Task description ▸
Determine how many lines contain the string "Areeq", then reply with that figure only.

Records supplied ▸
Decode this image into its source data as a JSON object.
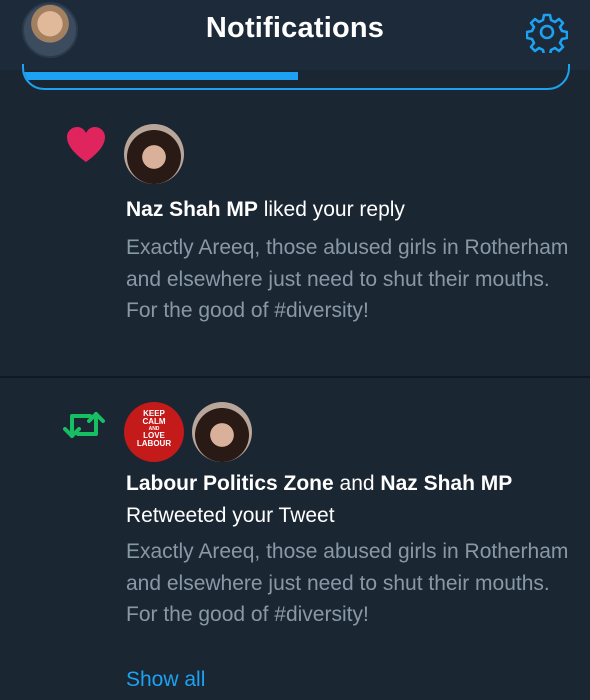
{
  "header": {
    "title": "Notifications",
    "settings_icon": "gear-icon",
    "profile_avatar": "avatar"
  },
  "tabs": {
    "active_fraction": 0.5
  },
  "notifications": [
    {
      "type": "like",
      "icon": "heart-icon",
      "icon_color": "#e0245e",
      "actor": "Naz Shah MP",
      "action": "liked your reply",
      "text": "Exactly Areeq, those abused girls in Rotherham and elsewhere just need to shut their mouths. For the good of #diversity!"
    },
    {
      "type": "retweet",
      "icon": "retweet-icon",
      "icon_color": "#17bf63",
      "actor1": "Labour Politics Zone",
      "connector": "and",
      "actor2": "Naz Shah MP",
      "action": "Retweeted your Tweet",
      "avatar_text": {
        "line1": "KEEP",
        "line2": "CALM",
        "line3": "AND",
        "line4": "LOVE",
        "line5": "LABOUR"
      },
      "text": "Exactly Areeq, those abused girls in Rotherham and elsewhere just need to shut their mouths. For the good of #diversity!",
      "show_all": "Show all"
    }
  ],
  "colors": {
    "background": "#1b2633",
    "accent": "#1da1f2",
    "secondary_text": "#8899a6"
  }
}
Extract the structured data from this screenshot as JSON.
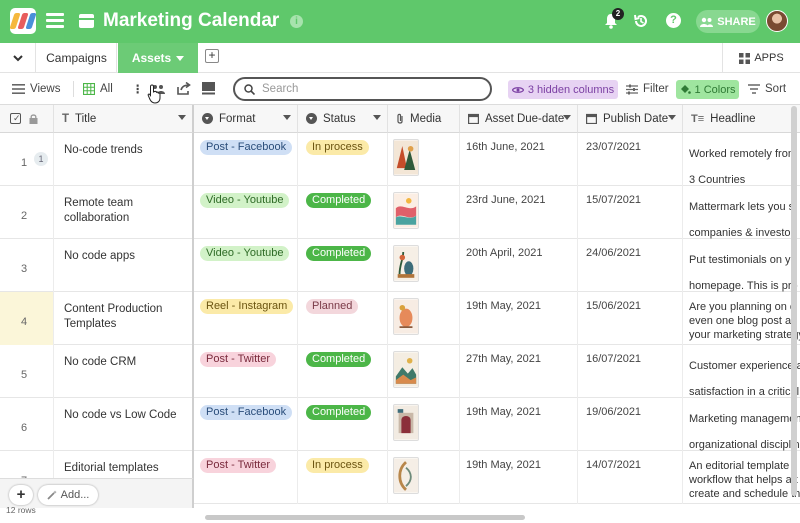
{
  "header": {
    "app_title": "Marketing Calendar",
    "notifications_count": "2",
    "share_label": "SHARE",
    "brand_color": "#5fc86b",
    "icons": [
      "logo-icon",
      "hamburger-menu-icon",
      "table-file-icon",
      "chevron-down-icon",
      "info-icon",
      "bell-icon",
      "history-icon",
      "help-icon",
      "users-icon",
      "avatar"
    ]
  },
  "tabs": {
    "items": [
      {
        "label": "Campaigns",
        "active": false
      },
      {
        "label": "Assets",
        "active": true
      }
    ],
    "add_label": "+",
    "apps_label": "APPS"
  },
  "toolbar": {
    "views_label": "Views",
    "view_name": "All",
    "search_placeholder": "Search",
    "hidden_columns_label": "3 hidden columns",
    "filter_label": "Filter",
    "colors_label": "1 Colors",
    "sort_label": "Sort"
  },
  "columns": [
    "Title",
    "Format",
    "Status",
    "Media",
    "Asset Due-date",
    "Publish Date",
    "Headline"
  ],
  "rows": [
    {
      "num": "1",
      "comments": "1",
      "title": "No-code trends",
      "format": "Post - Facebook",
      "status": "In process",
      "due": "16th June, 2021",
      "publish": "23/07/2021",
      "headline": [
        "Worked remotely from",
        "",
        "3 Countries"
      ]
    },
    {
      "num": "2",
      "comments": "",
      "title": "Remote team collaboration",
      "format": "Video - Youtube",
      "status": "Completed",
      "due": "23rd June, 2021",
      "publish": "15/07/2021",
      "headline": [
        "Mattermark lets you s",
        "",
        "companies & investor"
      ]
    },
    {
      "num": "3",
      "comments": "",
      "title": "No code apps",
      "format": "Video - Youtube",
      "status": "Completed",
      "due": "20th April, 2021",
      "publish": "24/06/2021",
      "headline": [
        "Put testimonials on yo",
        "",
        "homepage. This is pro"
      ]
    },
    {
      "num": "4",
      "comments": "",
      "title": "Content Production Templates",
      "format": "Reel - Instagram",
      "status": "Planned",
      "due": "19th May, 2021",
      "publish": "15/06/2021",
      "headline": [
        "Are you planning on c",
        "even one blog post as p",
        "your marketing strategy"
      ]
    },
    {
      "num": "5",
      "comments": "",
      "title": "No code CRM",
      "format": "Post - Twitter",
      "status": "Completed",
      "due": "27th May, 2021",
      "publish": "16/07/2021",
      "headline": [
        "Customer experience a",
        "",
        "satisfaction in a critical"
      ]
    },
    {
      "num": "6",
      "comments": "",
      "title": "No code vs Low Code",
      "format": "Post - Facebook",
      "status": "Completed",
      "due": "19th May, 2021",
      "publish": "19/06/2021",
      "headline": [
        "Marketing managemen",
        "",
        "organizational disciplin"
      ]
    },
    {
      "num": "7",
      "comments": "",
      "title": "Editorial templates",
      "format": "Post - Twitter",
      "status": "In process",
      "due": "19th May, 2021",
      "publish": "14/07/2021",
      "headline": [
        "An editorial template i",
        "workflow that helps a t",
        "create and schedule th"
      ]
    }
  ],
  "format_colors": {
    "Post - Facebook": {
      "bg": "#cfdff5",
      "fg": "#2a4d7a"
    },
    "Video - Youtube": {
      "bg": "#d2f2c8",
      "fg": "#2e6b26"
    },
    "Reel - Instagram": {
      "bg": "#fbeaa8",
      "fg": "#6b5410"
    },
    "Post - Twitter": {
      "bg": "#f8d3dc",
      "fg": "#7a2a3c"
    }
  },
  "status_colors": {
    "In process": {
      "bg": "#fbeaa8",
      "fg": "#6b5410"
    },
    "Completed": {
      "bg": "#4cb648",
      "fg": "#ffffff"
    },
    "Planned": {
      "bg": "#f3d7dc",
      "fg": "#7a3a47"
    }
  },
  "footer": {
    "add_label": "Add...",
    "row_count": "12 rows"
  }
}
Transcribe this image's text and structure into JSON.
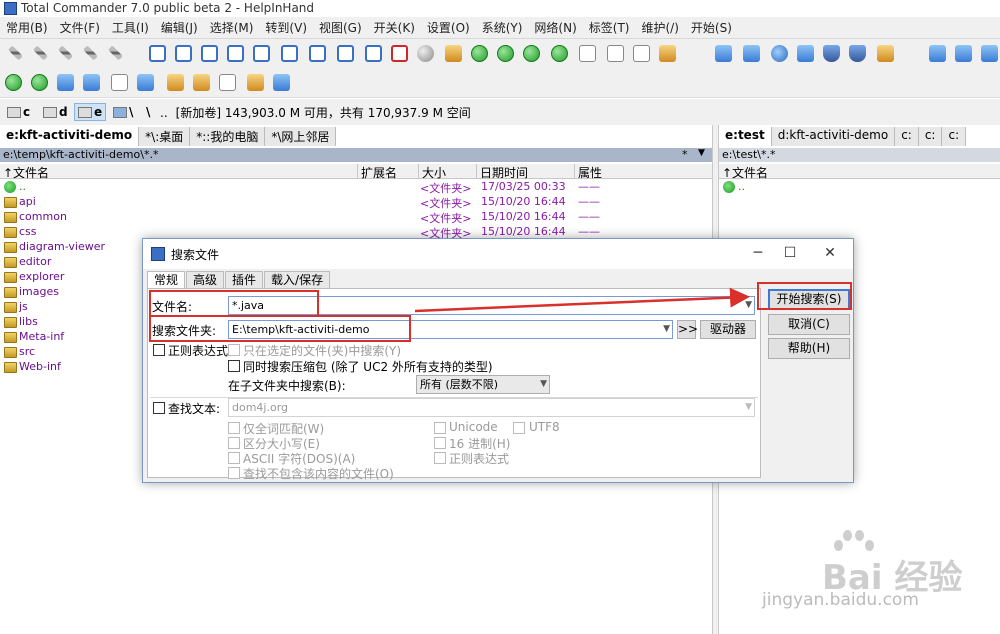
{
  "window": {
    "title": "Total Commander 7.0 public beta 2 - HelpInHand"
  },
  "menubar": {
    "items": [
      "常用(B)",
      "文件(F)",
      "工具(I)",
      "编辑(J)",
      "选择(M)",
      "转到(V)",
      "视图(G)",
      "开关(K)",
      "设置(O)",
      "系统(Y)",
      "网络(N)",
      "标签(T)",
      "维护(/)",
      "开始(S)"
    ]
  },
  "drives": {
    "c": "c",
    "d": "d",
    "e": "e",
    "net": "\\",
    "root": "\\",
    "parent": "..",
    "volume_info": "[新加卷]  143,903.0 M 可用，共有 170,937.9 M 空间"
  },
  "left_panel": {
    "tabs": [
      "e:kft-activiti-demo",
      "*\\:桌面",
      "*::我的电脑",
      "*\\网上邻居"
    ],
    "path": "e:\\temp\\kft-activiti-demo\\*.*",
    "path_filter": "*",
    "path_dropdown": "▼",
    "headers": {
      "name": "↑文件名",
      "ext": "扩展名",
      "size": "大小",
      "date": "日期时间",
      "attr": "属性"
    },
    "files": [
      {
        "name": "..",
        "size": "<文件夹>",
        "date": "17/03/25 00:33",
        "attr": "——"
      },
      {
        "name": "api",
        "size": "<文件夹>",
        "date": "15/10/20 16:44",
        "attr": "——"
      },
      {
        "name": "common",
        "size": "<文件夹>",
        "date": "15/10/20 16:44",
        "attr": "——"
      },
      {
        "name": "css",
        "size": "<文件夹>",
        "date": "15/10/20 16:44",
        "attr": "——"
      },
      {
        "name": "diagram-viewer",
        "size": "",
        "date": "",
        "attr": ""
      },
      {
        "name": "editor",
        "size": "",
        "date": "",
        "attr": ""
      },
      {
        "name": "explorer",
        "size": "",
        "date": "",
        "attr": ""
      },
      {
        "name": "images",
        "size": "",
        "date": "",
        "attr": ""
      },
      {
        "name": "js",
        "size": "",
        "date": "",
        "attr": ""
      },
      {
        "name": "libs",
        "size": "",
        "date": "",
        "attr": ""
      },
      {
        "name": "Meta-inf",
        "size": "",
        "date": "",
        "attr": ""
      },
      {
        "name": "src",
        "size": "",
        "date": "",
        "attr": ""
      },
      {
        "name": "Web-inf",
        "size": "",
        "date": "",
        "attr": ""
      }
    ]
  },
  "right_panel": {
    "tabs": [
      "e:test",
      "d:kft-activiti-demo",
      "c:",
      "c:",
      "c:"
    ],
    "path": "e:\\test\\*.*",
    "header_name": "↑文件名",
    "parent": ".."
  },
  "dialog": {
    "title": "搜索文件",
    "tabs": [
      "常规",
      "高级",
      "插件",
      "载入/保存"
    ],
    "filename_label": "文件名:",
    "filename_value": "*.java",
    "folder_label": "搜索文件夹:",
    "folder_value": "E:\\temp\\kft-activiti-demo",
    "browse_button": ">>",
    "drives_button": "驱动器",
    "regex_label": "正则表达式",
    "only_selected_label": "只在选定的文件(夹)中搜索(Y)",
    "archives_label": "同时搜索压缩包 (除了 UC2 外所有支持的类型)",
    "subdir_label": "在子文件夹中搜索(B):",
    "subdir_value": "所有 (层数不限)",
    "find_text_label": "查找文本:",
    "find_text_value": "dom4j.org",
    "whole_word_label": "仅全词匹配(W)",
    "case_label": "区分大小写(E)",
    "ascii_label": "ASCII 字符(DOS)(A)",
    "not_containing_label": "查找不包含该内容的文件(O)",
    "unicode_label": "Unicode",
    "utf8_label": "UTF8",
    "hex_label": "16 进制(H)",
    "regex2_label": "正则表达式",
    "start_button": "开始搜索(S)",
    "cancel_button": "取消(C)",
    "help_button": "帮助(H)"
  },
  "watermark": {
    "main": "Bai 经验",
    "sub": "jingyan.baidu.com"
  },
  "colors": {
    "annotation_red": "#d9302b",
    "folder_text": "#6a0f8e"
  }
}
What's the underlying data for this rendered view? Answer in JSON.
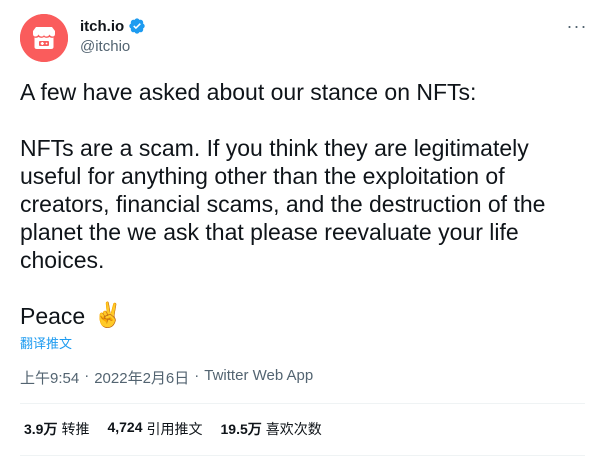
{
  "author": {
    "display_name": "itch.io",
    "handle": "@itchio",
    "avatar_color": "#fa5c5c",
    "verified_color": "#1d9bf0"
  },
  "more_icon": "more-horizontal-icon",
  "more_label": "···",
  "tweet": {
    "paragraph_1": "A few have asked about our stance on NFTs:",
    "paragraph_2": "NFTs are a scam. If you think they are legitimately useful for anything other than the exploitation of creators, financial scams, and the destruction of the planet the we ask that please reevaluate your life choices.",
    "paragraph_3": "Peace",
    "emoji": "✌️"
  },
  "translate_label": "翻译推文",
  "meta": {
    "time": "上午9:54",
    "sep1": "·",
    "date": "2022年2月6日",
    "sep2": "·",
    "source": "Twitter Web App"
  },
  "stats": [
    {
      "count": "3.9万",
      "label": "转推"
    },
    {
      "count": "4,724",
      "label": "引用推文"
    },
    {
      "count": "19.5万",
      "label": "喜欢次数"
    }
  ]
}
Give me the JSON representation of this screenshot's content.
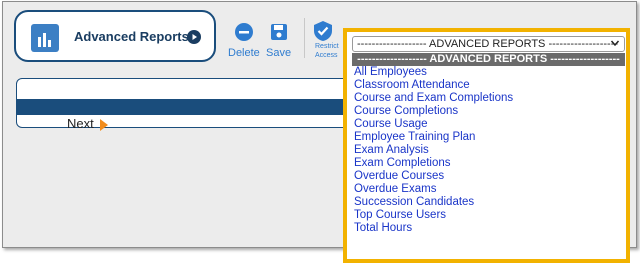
{
  "report_button": {
    "title": "Advanced Reports"
  },
  "toolbar": {
    "delete_label": "Delete",
    "save_label": "Save",
    "restrict_label_line1": "Restrict",
    "restrict_label_line2": "Access"
  },
  "nav": {
    "next_label": "Next"
  },
  "dropdown": {
    "selected": "------------------- ADVANCED REPORTS -------------------",
    "header": "------------------- ADVANCED REPORTS -------------------",
    "options": [
      "All Employees",
      "Classroom Attendance",
      "Course and Exam Completions",
      "Course Completions",
      "Course Usage",
      "Employee Training Plan",
      "Exam Analysis",
      "Exam Completions",
      "Overdue Courses",
      "Overdue Exams",
      "Succession Candidates",
      "Top Course Users",
      "Total Hours"
    ]
  },
  "colors": {
    "accent": "#2f7ccf",
    "navy": "#1a4d7c",
    "highlight": "#f2b200",
    "link": "#1a35c8"
  }
}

The response ▸
2